• Stored data:
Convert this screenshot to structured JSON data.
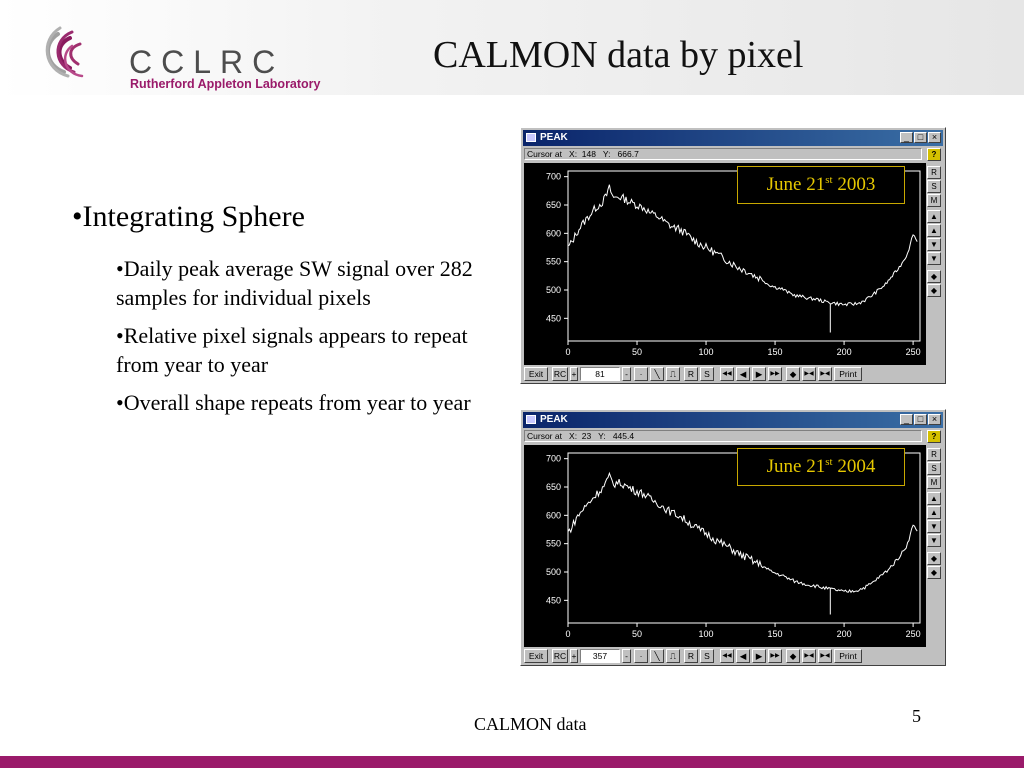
{
  "header": {
    "logo_text": "CCLRC",
    "logo_subtitle": "Rutherford Appleton Laboratory",
    "title": "CALMON data by pixel"
  },
  "bullets": {
    "main": "•Integrating Sphere",
    "sub": [
      "•Daily peak average SW signal over 282 samples for individual pixels",
      "•Relative pixel signals appears to repeat from year to year",
      "•Overall shape repeats from year to year"
    ]
  },
  "windows": [
    {
      "title": "PEAK",
      "status": "Cursor at   X:  148   Y:   666.7",
      "date_main": "June 21",
      "date_sup": "st",
      "date_year": " 2003",
      "field_value": "81"
    },
    {
      "title": "PEAK",
      "status": "Cursor at   X:  23   Y:   445.4",
      "date_main": "June 21",
      "date_sup": "st",
      "date_year": " 2004",
      "field_value": "357"
    }
  ],
  "window_controls": {
    "minimize": "_",
    "maximize": "□",
    "close": "×"
  },
  "side_buttons": {
    "help": "?",
    "r": "R",
    "s": "S",
    "m": "M"
  },
  "side_icons": [
    "help-icon",
    "r-button",
    "s-button",
    "m-button",
    "top-arrow-icon",
    "up-arrow-icon",
    "down-arrow-icon",
    "bottom-arrow-icon",
    "expand-icon",
    "collapse-icon"
  ],
  "toolbar": {
    "exit": "Exit",
    "rc": "RC",
    "plus": "+",
    "minus": "-",
    "dot": "·",
    "r": "R",
    "s": "S",
    "print": "Print"
  },
  "chart_data": {
    "type": "line",
    "x_ticks": [
      0,
      50,
      100,
      150,
      200,
      250
    ],
    "y_ticks": [
      450,
      500,
      550,
      600,
      650,
      700
    ],
    "xlim": [
      0,
      255
    ],
    "ylim": [
      410,
      710
    ],
    "grid": false,
    "series": [
      {
        "x": [
          0,
          3,
          6,
          10,
          15,
          20,
          25,
          28,
          30,
          33,
          36,
          40,
          45,
          50,
          55,
          60,
          65,
          70,
          75,
          80,
          85,
          90,
          95,
          100,
          105,
          110,
          115,
          120,
          125,
          130,
          135,
          140,
          145,
          150,
          155,
          160,
          165,
          170,
          175,
          180,
          185,
          190,
          195,
          200,
          205,
          210,
          215,
          220,
          225,
          230,
          235,
          240,
          245,
          248,
          250,
          253
        ],
        "y": [
          575,
          585,
          600,
          615,
          630,
          645,
          655,
          668,
          680,
          662,
          665,
          662,
          655,
          650,
          645,
          635,
          630,
          620,
          612,
          608,
          600,
          590,
          582,
          575,
          568,
          560,
          553,
          545,
          538,
          533,
          525,
          520,
          510,
          505,
          502,
          495,
          490,
          488,
          485,
          484,
          480,
          478,
          476,
          474,
          475,
          476,
          482,
          490,
          500,
          510,
          525,
          540,
          560,
          580,
          600,
          585
        ]
      },
      {
        "x": [
          0,
          3,
          6,
          10,
          15,
          20,
          25,
          28,
          30,
          33,
          36,
          40,
          45,
          50,
          55,
          60,
          65,
          70,
          75,
          80,
          85,
          90,
          95,
          100,
          105,
          110,
          115,
          120,
          125,
          130,
          135,
          140,
          145,
          150,
          155,
          160,
          165,
          170,
          175,
          180,
          185,
          190,
          195,
          200,
          205,
          210,
          215,
          220,
          225,
          230,
          235,
          240,
          245,
          248,
          250,
          253
        ],
        "y": [
          570,
          580,
          595,
          608,
          622,
          636,
          648,
          660,
          668,
          655,
          658,
          655,
          648,
          642,
          638,
          628,
          622,
          613,
          605,
          600,
          592,
          583,
          575,
          568,
          560,
          552,
          546,
          538,
          530,
          525,
          518,
          512,
          504,
          498,
          494,
          488,
          483,
          480,
          477,
          475,
          472,
          470,
          468,
          465,
          466,
          468,
          473,
          480,
          490,
          500,
          512,
          527,
          545,
          565,
          585,
          570
        ]
      }
    ]
  }
}
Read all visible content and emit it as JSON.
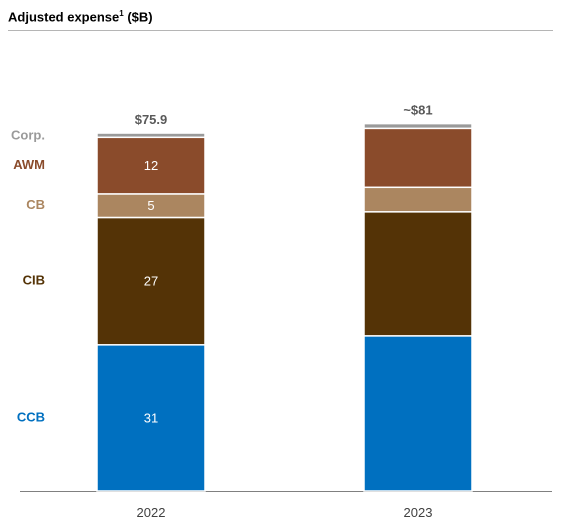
{
  "chart_data": {
    "type": "bar",
    "stacked": true,
    "title": "Adjusted expense",
    "title_superscript": "1",
    "title_unit": "($B)",
    "categories": [
      "2022",
      "2023"
    ],
    "totals_labels": [
      "$75.9",
      "~$81"
    ],
    "series": [
      {
        "name": "CCB",
        "color": "#0070c0",
        "values": [
          31,
          32.9
        ],
        "value_labels": [
          "31",
          ""
        ]
      },
      {
        "name": "CIB",
        "color": "#543306",
        "values": [
          27,
          26.3
        ],
        "value_labels": [
          "27",
          ""
        ]
      },
      {
        "name": "CB",
        "color": "#ab8660",
        "values": [
          5,
          5.2
        ],
        "value_labels": [
          "5",
          ""
        ]
      },
      {
        "name": "AWM",
        "color": "#8a4b2b",
        "values": [
          12,
          12.5
        ],
        "value_labels": [
          "12",
          ""
        ]
      },
      {
        "name": "Corp.",
        "color": "#9a9a9a",
        "values": [
          0.9,
          1.0
        ],
        "value_labels": [
          "",
          ""
        ]
      }
    ],
    "ylim": [
      0,
      85
    ],
    "xlabel": "",
    "ylabel": "",
    "grid": false,
    "legend_placement": "left"
  }
}
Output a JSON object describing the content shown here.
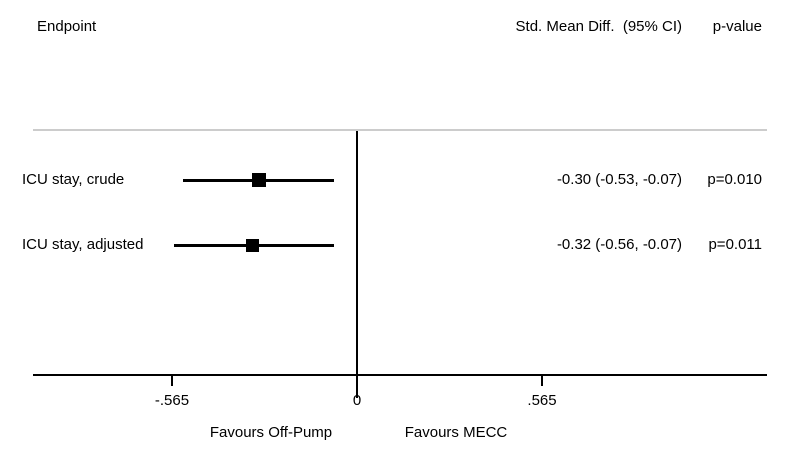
{
  "header": {
    "endpoint": "Endpoint",
    "effect": "Std. Mean Diff.  (95% CI)",
    "pvalue": "p-value"
  },
  "rows": [
    {
      "label": "ICU stay, crude",
      "estimate": -0.3,
      "ci_low": -0.53,
      "ci_high": -0.07,
      "estimate_text": "-0.30 (-0.53, -0.07)",
      "p_text": "p=0.010"
    },
    {
      "label": "ICU stay, adjusted",
      "estimate": -0.32,
      "ci_low": -0.56,
      "ci_high": -0.07,
      "estimate_text": "-0.32 (-0.56, -0.07)",
      "p_text": "p=0.011"
    }
  ],
  "axis": {
    "tick_labels": [
      "-.565",
      "0",
      ".565"
    ],
    "tick_values": [
      -0.565,
      0,
      0.565
    ],
    "favours_left": "Favours Off-Pump",
    "favours_right": "Favours MECC"
  },
  "colors": {
    "ink": "#000000",
    "separator": "#cccccc"
  },
  "chart_data": {
    "type": "scatter",
    "subtype": "forest-plot",
    "title": "",
    "columns": [
      "Endpoint",
      "Std. Mean Diff.  (95% CI)",
      "p-value"
    ],
    "series": [
      {
        "name": "ICU stay, crude",
        "estimate": -0.3,
        "ci_low": -0.53,
        "ci_high": -0.07,
        "p_value": 0.01
      },
      {
        "name": "ICU stay, adjusted",
        "estimate": -0.32,
        "ci_low": -0.56,
        "ci_high": -0.07,
        "p_value": 0.011
      }
    ],
    "reference_line_x": 0,
    "x_ticks": [
      -0.565,
      0,
      0.565
    ],
    "x_tick_labels": [
      "-.565",
      "0",
      ".565"
    ],
    "xlim": [
      -0.99,
      1.25
    ],
    "xlabel_left": "Favours Off-Pump",
    "xlabel_right": "Favours MECC",
    "grid": false,
    "legend": false
  }
}
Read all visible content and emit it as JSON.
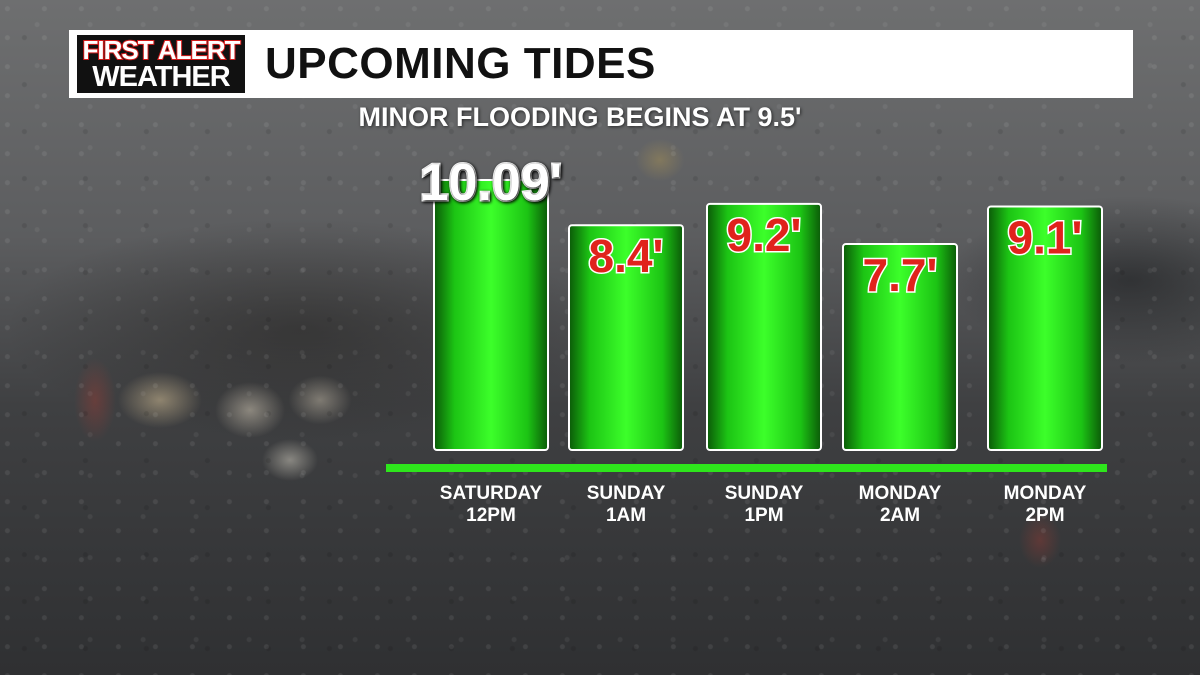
{
  "header": {
    "logo_line1": "FIRST ALERT",
    "logo_line2": "WEATHER",
    "title": "UPCOMING TIDES"
  },
  "colors": {
    "bar_green": "#22e01a",
    "baseline_green": "#2ee61c",
    "value_red": "#e0221c",
    "value_white": "#ffffff"
  },
  "chart_data": {
    "type": "bar",
    "title": "UPCOMING TIDES",
    "subtitle": "MINOR FLOODING BEGINS AT 9.5'",
    "unit": "ft",
    "categories": [
      [
        "SATURDAY",
        "12PM"
      ],
      [
        "SUNDAY",
        "1AM"
      ],
      [
        "SUNDAY",
        "1PM"
      ],
      [
        "MONDAY",
        "2AM"
      ],
      [
        "MONDAY",
        "2PM"
      ]
    ],
    "values": [
      10.09,
      8.4,
      9.2,
      7.7,
      9.1
    ],
    "value_labels": [
      "10.09'",
      "8.4'",
      "9.2'",
      "7.7'",
      "9.1'"
    ],
    "value_label_colors": [
      "#ffffff",
      "#e0221c",
      "#e0221c",
      "#e0221c",
      "#e0221c"
    ],
    "flood_threshold": 9.5
  }
}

• Aim of the task: Search the preceding listing for "MECC" and extract every line where it is found.

• Answer to this problem:
    "favours_right": "Favours MECC"
    "xlabel_right": "Favours MECC",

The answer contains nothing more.